▶ **EXTRACTED INFORMATION**:

[Begin]

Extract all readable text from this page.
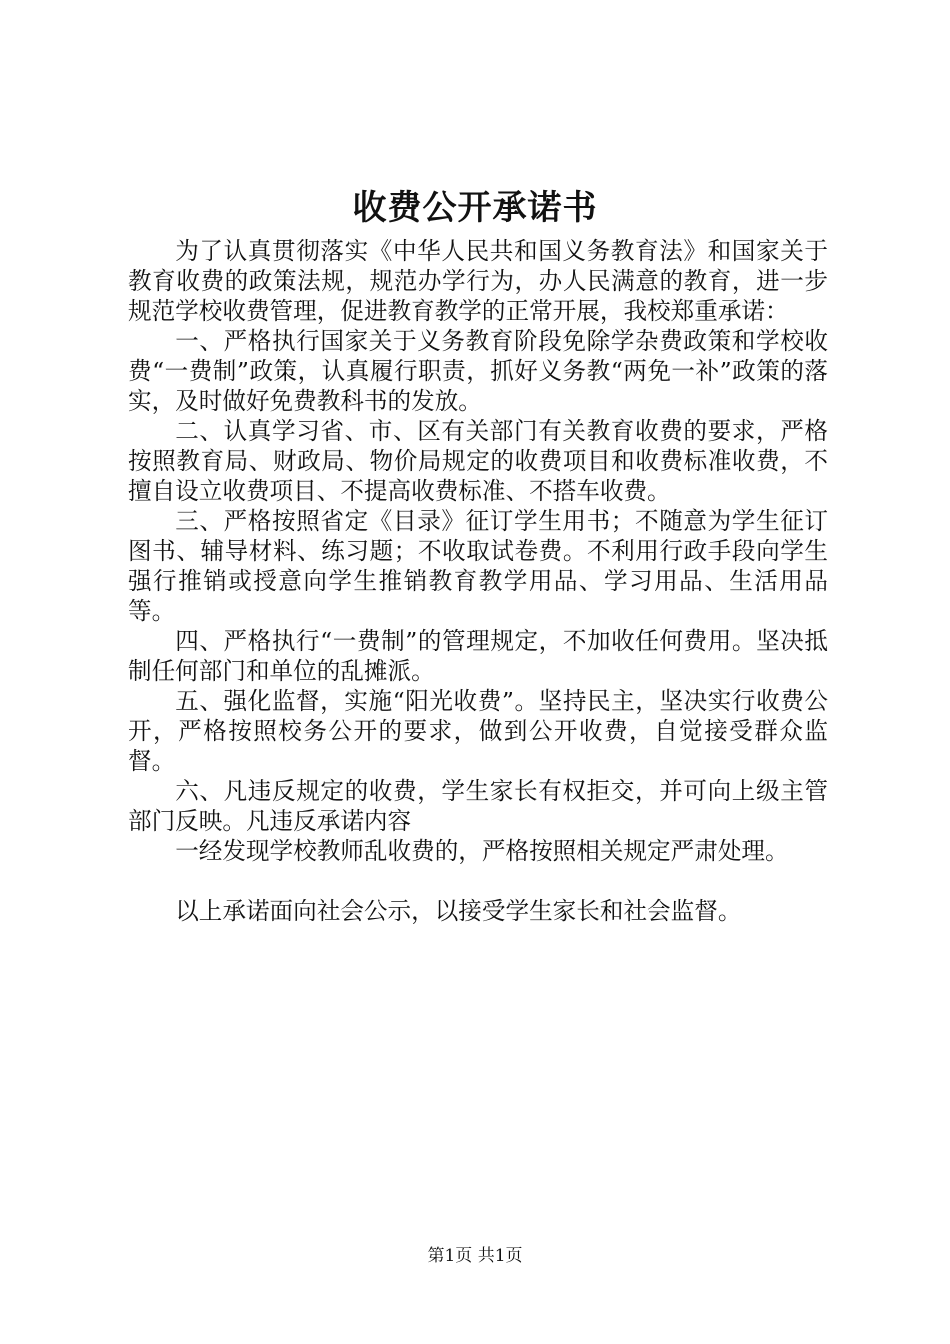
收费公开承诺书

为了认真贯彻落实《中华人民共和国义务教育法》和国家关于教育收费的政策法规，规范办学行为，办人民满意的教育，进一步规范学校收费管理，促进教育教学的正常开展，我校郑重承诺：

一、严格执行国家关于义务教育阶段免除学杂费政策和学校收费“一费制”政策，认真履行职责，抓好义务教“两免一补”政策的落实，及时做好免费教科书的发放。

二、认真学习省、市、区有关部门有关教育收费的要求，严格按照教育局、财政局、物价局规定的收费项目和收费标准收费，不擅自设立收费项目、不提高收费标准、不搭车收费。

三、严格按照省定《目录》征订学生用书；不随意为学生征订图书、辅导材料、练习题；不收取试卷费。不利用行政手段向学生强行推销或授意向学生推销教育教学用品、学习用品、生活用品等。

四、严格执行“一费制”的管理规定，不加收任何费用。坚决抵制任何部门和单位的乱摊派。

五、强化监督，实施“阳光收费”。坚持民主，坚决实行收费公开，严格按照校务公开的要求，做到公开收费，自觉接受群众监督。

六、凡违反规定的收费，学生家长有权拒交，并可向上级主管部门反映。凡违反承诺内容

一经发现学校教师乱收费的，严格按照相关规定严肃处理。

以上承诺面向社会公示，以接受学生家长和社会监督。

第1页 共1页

[End]
[Begin]

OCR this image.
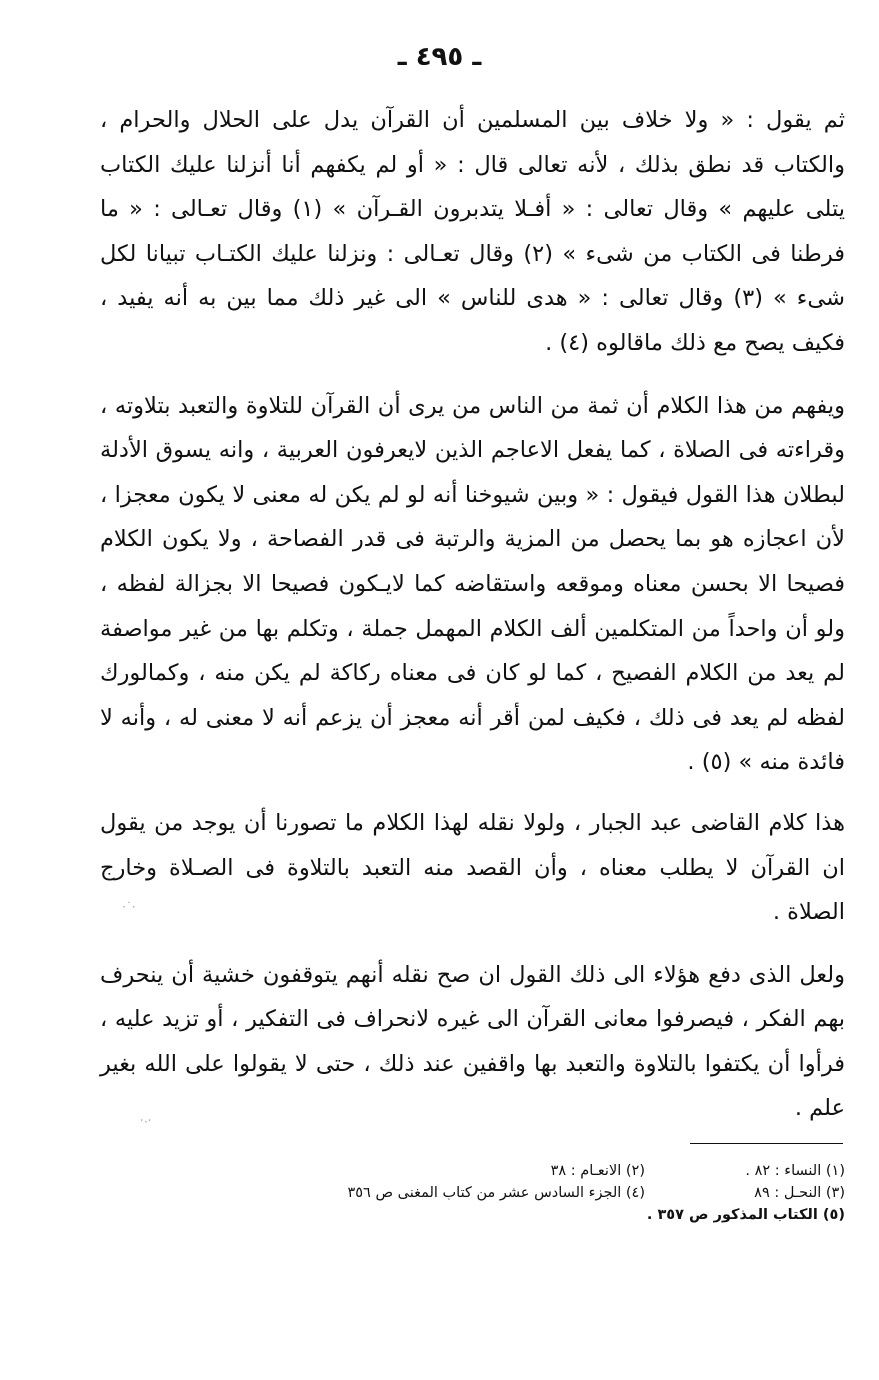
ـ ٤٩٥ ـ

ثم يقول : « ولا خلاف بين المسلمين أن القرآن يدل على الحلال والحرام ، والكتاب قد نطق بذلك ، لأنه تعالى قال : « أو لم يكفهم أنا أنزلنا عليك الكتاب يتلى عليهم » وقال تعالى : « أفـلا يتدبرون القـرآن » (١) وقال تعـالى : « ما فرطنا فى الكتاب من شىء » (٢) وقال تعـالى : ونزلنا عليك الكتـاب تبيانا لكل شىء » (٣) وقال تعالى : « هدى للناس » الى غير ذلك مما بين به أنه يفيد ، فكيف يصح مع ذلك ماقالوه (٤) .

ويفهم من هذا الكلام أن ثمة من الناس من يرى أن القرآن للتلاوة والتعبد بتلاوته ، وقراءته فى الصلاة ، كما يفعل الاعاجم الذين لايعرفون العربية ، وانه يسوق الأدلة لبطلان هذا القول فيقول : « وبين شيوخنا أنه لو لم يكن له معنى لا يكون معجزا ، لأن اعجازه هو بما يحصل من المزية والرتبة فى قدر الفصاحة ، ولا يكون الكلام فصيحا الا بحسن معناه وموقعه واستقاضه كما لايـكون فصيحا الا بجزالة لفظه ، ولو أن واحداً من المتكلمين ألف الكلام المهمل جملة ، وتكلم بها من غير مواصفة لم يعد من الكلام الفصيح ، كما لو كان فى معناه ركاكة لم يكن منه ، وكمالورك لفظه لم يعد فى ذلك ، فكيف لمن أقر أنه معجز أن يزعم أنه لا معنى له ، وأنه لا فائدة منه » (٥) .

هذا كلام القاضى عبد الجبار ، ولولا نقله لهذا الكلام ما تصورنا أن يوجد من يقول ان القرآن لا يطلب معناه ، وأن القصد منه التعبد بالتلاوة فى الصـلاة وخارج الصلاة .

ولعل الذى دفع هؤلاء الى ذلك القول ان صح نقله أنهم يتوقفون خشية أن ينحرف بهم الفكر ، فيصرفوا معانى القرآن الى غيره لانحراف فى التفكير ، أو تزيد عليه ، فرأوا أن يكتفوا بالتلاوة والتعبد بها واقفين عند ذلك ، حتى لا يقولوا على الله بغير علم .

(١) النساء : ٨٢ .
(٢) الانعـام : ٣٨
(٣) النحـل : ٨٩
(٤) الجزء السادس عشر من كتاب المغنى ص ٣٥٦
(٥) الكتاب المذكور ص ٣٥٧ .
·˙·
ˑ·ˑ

[End]

▶ **TASK GOAL**: Extract each line from the entries above that contains the string "بالتلاوة".

▶ **TASK RESULT**:
هذا كلام القاضى عبد الجبار ، ولولا نقله لهذا الكلام ما تصورنا أن يوجد من يقول ان القرآن لا يطلب معناه ، وأن القصد منه التعبد بالتلاوة فى الصـلاة وخارج الصلاة .
ولعل الذى دفع هؤلاء الى ذلك القول ان صح نقله أنهم يتوقفون خشية أن ينحرف بهم الفكر ، فيصرفوا معانى القرآن الى غيره لانحراف فى التفكير ، أو تزيد عليه ، فرأوا أن يكتفوا بالتلاوة والتعبد بها واقفين عند ذلك ، حتى لا يقولوا على الله بغير علم .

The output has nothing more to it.